◆ **Short exercise**
Omit the pictures and return every entry exactly as written.

(Saved entries)
## BEGIN

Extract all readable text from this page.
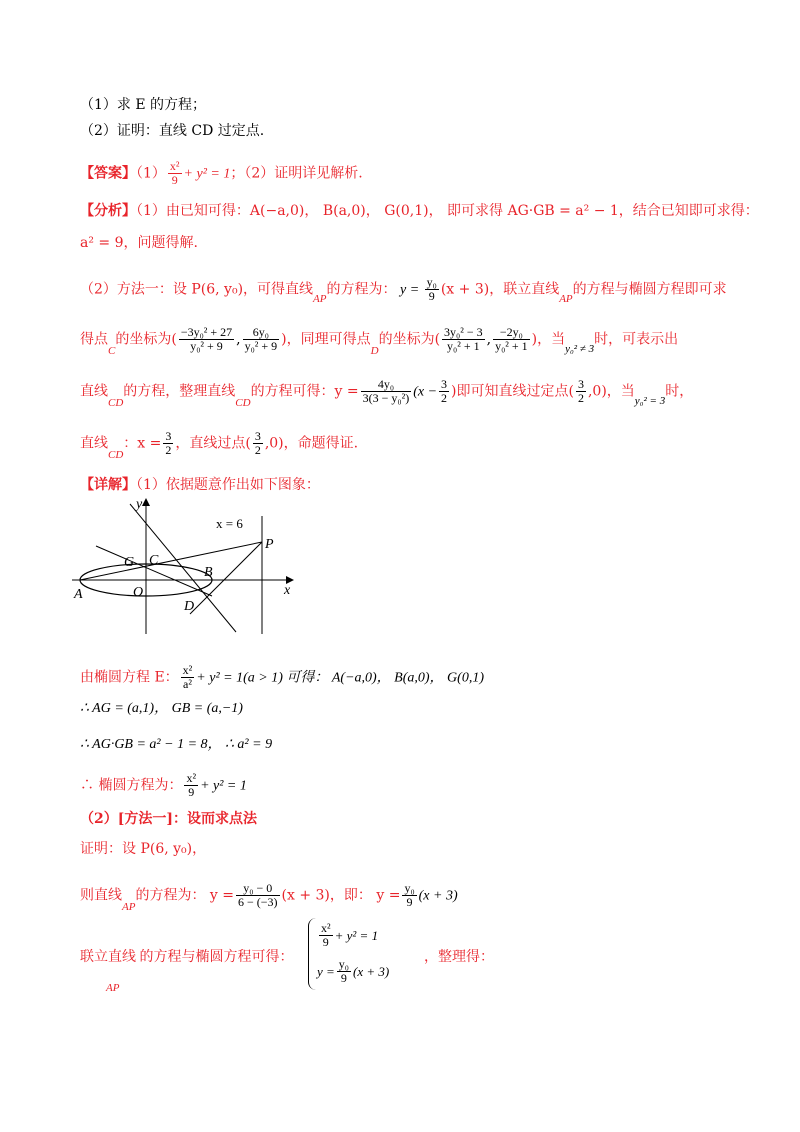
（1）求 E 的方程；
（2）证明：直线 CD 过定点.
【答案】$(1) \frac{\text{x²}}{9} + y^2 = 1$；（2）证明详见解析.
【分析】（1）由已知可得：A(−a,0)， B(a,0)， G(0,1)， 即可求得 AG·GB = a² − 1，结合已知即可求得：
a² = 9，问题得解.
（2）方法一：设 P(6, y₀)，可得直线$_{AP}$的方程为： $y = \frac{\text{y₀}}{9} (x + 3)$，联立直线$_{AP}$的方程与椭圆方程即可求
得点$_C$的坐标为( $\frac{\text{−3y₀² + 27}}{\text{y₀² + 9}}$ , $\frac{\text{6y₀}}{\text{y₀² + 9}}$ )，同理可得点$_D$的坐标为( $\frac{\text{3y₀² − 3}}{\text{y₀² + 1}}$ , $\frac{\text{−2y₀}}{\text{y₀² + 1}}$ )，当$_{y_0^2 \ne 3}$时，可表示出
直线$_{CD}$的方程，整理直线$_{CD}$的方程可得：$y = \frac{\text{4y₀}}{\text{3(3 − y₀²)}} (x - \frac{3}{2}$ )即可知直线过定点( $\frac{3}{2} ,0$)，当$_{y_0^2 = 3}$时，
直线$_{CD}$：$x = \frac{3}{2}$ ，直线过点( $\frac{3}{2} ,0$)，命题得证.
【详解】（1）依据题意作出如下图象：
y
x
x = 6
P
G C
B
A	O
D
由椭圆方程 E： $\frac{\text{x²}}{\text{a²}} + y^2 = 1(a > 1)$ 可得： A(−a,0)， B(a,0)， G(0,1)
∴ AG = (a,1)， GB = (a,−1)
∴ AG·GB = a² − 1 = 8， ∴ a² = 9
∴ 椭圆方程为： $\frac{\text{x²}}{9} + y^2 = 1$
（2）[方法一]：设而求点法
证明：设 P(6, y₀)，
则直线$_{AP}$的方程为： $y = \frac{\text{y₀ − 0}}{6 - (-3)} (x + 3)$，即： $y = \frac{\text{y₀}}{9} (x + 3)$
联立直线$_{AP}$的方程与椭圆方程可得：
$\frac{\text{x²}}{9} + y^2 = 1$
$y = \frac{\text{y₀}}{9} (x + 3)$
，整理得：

## END

◆ **Solved exercise**
Extract all readable text from this page.
（1）求 E 的方程；
（2）证明：直线 CD 过定点.
【答案】$(1) \frac{\text{x²}}{9} + y^2 = 1$；（2）证明详见解析.
【分析】（1）由已知可得：A(−a,0)， B(a,0)， G(0,1)， 即可求得 AG·GB = a² − 1，结合已知即可求得：
a² = 9，问题得解.
（2）方法一：设 P(6, y₀)，可得直线$_{AP}$的方程为： $y = \frac{\text{y₀}}{9} (x + 3)$，联立直线$_{AP}$的方程与椭圆方程即可求
得点$_C$的坐标为( $\frac{\text{−3y₀² + 27}}{\text{y₀² + 9}}$ , $\frac{\text{6y₀}}{\text{y₀² + 9}}$ )，同理可得点$_D$的坐标为( $\frac{\text{3y₀² − 3}}{\text{y₀² + 1}}$ , $\frac{\text{−2y₀}}{\text{y₀² + 1}}$ )，当$_{y_0^2 \ne 3}$时，可表示出
直线$_{CD}$的方程，整理直线$_{CD}$的方程可得：$y = \frac{\text{4y₀}}{\text{3(3 − y₀²)}} (x - \frac{3}{2}$ )即可知直线过定点( $\frac{3}{2} ,0$)，当$_{y_0^2 = 3}$时，
直线$_{CD}$：$x = \frac{3}{2}$ ，直线过点( $\frac{3}{2} ,0$)，命题得证.
【详解】（1）依据题意作出如下图象：
y
x
x = 6
P
G C
B
A	O
D
由椭圆方程 E： $\frac{\text{x²}}{\text{a²}} + y^2 = 1(a > 1)$ 可得： A(−a,0)， B(a,0)， G(0,1)
∴ AG = (a,1)， GB = (a,−1)
∴ AG·GB = a² − 1 = 8， ∴ a² = 9
∴ 椭圆方程为： $\frac{\text{x²}}{9} + y^2 = 1$
（2）[方法一]：设而求点法
证明：设 P(6, y₀)，
则直线$_{AP}$的方程为： $y = \frac{\text{y₀ − 0}}{6 - (-3)} (x + 3)$，即： $y = \frac{\text{y₀}}{9} (x + 3)$
联立直线$_{AP}$的方程与椭圆方程可得：
$\frac{\text{x²}}{9} + y^2 = 1$
$y = \frac{\text{y₀}}{9} (x + 3)$
，整理得：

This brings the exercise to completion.